• [Objective]: Within the records that follow, find every line containing the string "breath". Copy those lines.

• [Provided information]:
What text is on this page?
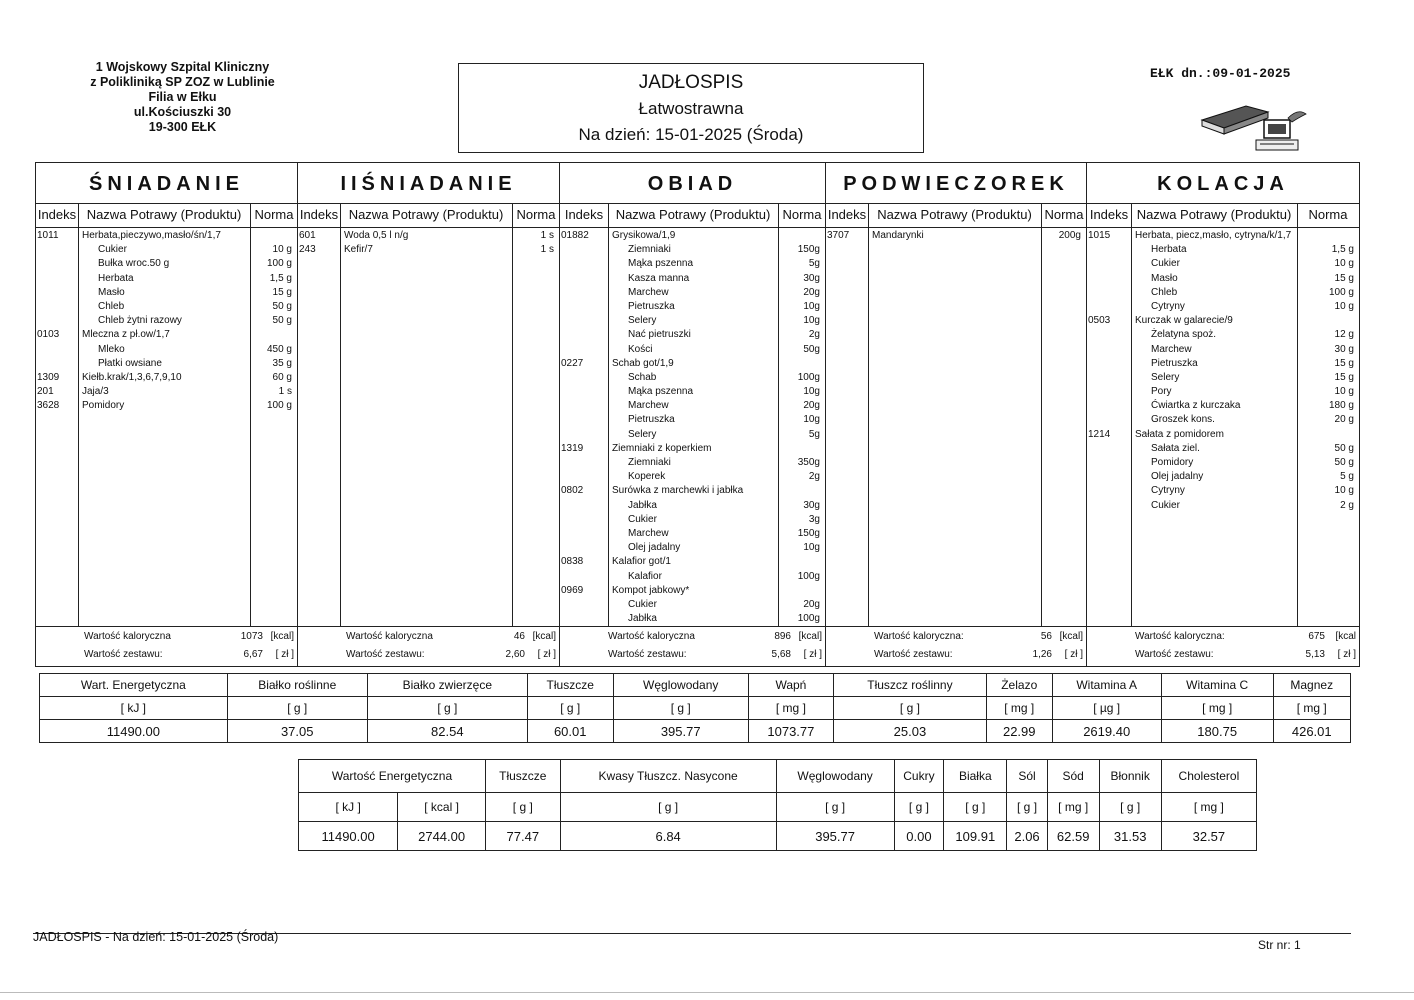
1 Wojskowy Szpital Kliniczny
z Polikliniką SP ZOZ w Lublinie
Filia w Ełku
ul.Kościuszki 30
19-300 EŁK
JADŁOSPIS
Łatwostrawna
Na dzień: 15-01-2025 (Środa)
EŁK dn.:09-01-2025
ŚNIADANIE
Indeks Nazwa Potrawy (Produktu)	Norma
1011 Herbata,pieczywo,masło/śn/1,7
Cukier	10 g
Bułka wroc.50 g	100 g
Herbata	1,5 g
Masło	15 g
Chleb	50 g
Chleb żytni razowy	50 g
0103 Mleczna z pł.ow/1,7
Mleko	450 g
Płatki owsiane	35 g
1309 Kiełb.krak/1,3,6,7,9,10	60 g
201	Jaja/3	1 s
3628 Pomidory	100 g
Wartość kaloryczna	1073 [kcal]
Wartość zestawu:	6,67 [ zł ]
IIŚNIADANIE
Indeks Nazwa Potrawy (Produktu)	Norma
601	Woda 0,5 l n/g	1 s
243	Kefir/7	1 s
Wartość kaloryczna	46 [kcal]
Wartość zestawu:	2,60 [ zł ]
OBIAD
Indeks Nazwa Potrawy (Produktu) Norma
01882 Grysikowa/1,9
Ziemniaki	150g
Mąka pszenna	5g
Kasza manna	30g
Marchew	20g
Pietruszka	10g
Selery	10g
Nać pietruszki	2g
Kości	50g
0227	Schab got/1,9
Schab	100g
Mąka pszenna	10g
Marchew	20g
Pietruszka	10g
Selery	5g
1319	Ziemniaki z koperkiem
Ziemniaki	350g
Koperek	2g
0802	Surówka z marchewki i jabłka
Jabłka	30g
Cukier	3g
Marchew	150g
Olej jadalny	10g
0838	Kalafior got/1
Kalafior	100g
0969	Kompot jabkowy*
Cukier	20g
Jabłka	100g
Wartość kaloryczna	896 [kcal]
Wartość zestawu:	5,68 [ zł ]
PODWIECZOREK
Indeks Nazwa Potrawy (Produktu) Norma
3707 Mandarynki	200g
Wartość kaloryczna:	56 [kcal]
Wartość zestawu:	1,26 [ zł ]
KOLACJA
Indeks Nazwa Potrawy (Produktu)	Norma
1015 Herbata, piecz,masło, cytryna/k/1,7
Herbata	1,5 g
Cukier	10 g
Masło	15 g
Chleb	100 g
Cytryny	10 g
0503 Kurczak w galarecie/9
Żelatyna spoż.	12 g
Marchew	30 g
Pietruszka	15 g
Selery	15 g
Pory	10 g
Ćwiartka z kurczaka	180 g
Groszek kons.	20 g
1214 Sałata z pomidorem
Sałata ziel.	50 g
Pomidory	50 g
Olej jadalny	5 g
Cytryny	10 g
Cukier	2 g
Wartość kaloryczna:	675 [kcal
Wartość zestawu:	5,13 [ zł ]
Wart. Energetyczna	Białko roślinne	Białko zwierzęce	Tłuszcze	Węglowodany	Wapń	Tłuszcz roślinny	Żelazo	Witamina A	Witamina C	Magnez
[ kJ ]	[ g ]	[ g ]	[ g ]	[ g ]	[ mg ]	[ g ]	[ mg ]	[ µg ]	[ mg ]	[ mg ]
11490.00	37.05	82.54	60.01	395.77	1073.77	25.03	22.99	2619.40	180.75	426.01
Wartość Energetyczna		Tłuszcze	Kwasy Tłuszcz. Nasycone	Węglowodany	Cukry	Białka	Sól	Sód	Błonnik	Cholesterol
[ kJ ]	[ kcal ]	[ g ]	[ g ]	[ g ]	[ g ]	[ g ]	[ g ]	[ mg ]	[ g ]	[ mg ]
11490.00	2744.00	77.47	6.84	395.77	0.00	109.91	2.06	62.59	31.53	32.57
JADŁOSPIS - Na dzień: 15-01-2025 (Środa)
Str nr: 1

---

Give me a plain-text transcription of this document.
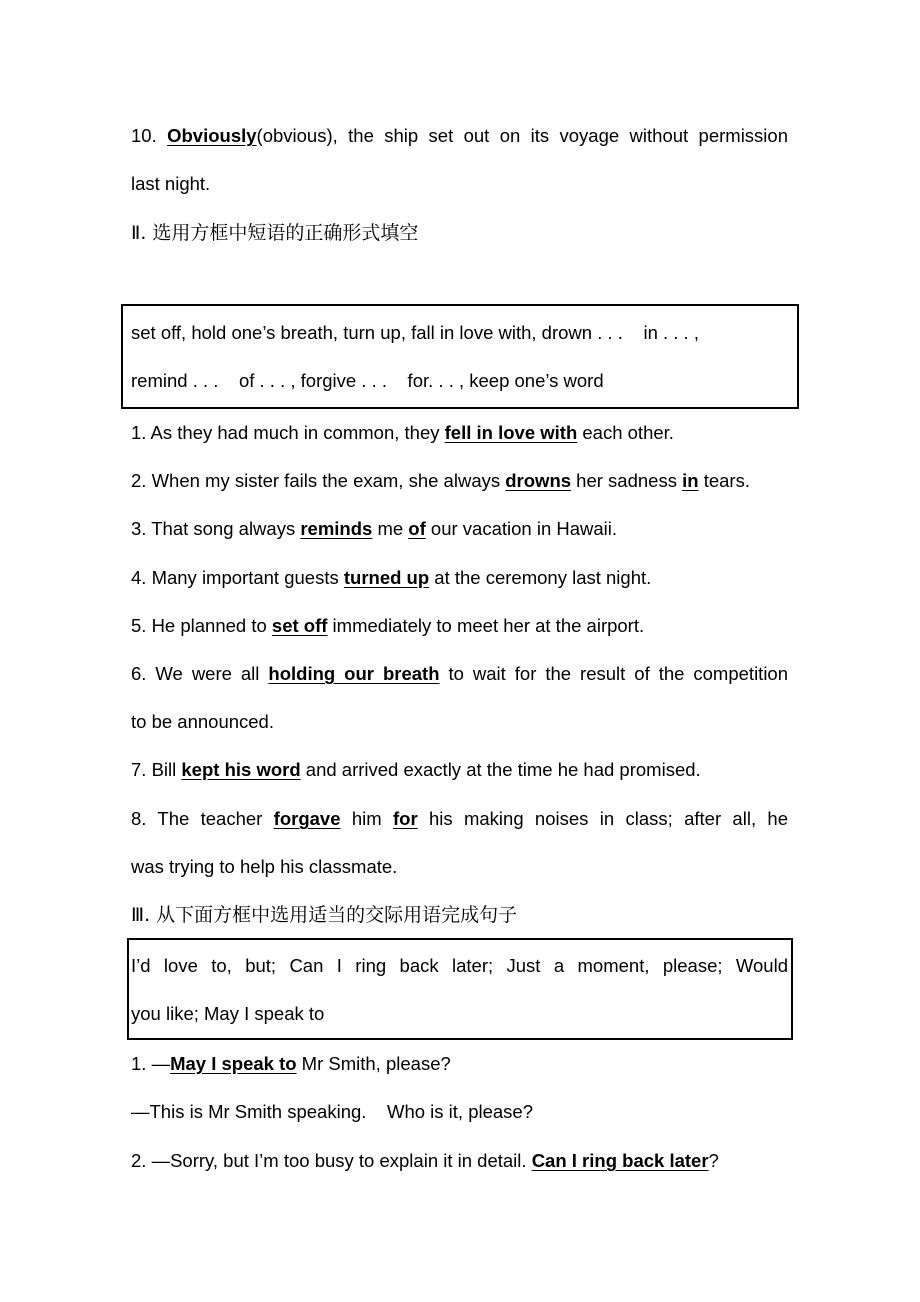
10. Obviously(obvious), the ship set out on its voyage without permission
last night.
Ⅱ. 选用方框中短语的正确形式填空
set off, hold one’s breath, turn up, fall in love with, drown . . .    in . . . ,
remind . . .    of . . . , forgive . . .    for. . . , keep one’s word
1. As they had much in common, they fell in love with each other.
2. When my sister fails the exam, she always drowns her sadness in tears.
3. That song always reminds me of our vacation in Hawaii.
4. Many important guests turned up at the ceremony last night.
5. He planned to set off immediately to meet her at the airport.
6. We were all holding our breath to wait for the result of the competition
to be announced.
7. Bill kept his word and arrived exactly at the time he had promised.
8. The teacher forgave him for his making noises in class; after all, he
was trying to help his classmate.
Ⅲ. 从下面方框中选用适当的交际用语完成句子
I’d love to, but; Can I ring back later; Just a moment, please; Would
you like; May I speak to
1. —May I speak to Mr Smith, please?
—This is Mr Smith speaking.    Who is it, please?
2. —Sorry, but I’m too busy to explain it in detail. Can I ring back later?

• [Response to this task]:
set off, hold one’s breath, turn up, fall in love with, drown . . .    in . . . ,
6. We were all holding our breath to wait for the result of the competition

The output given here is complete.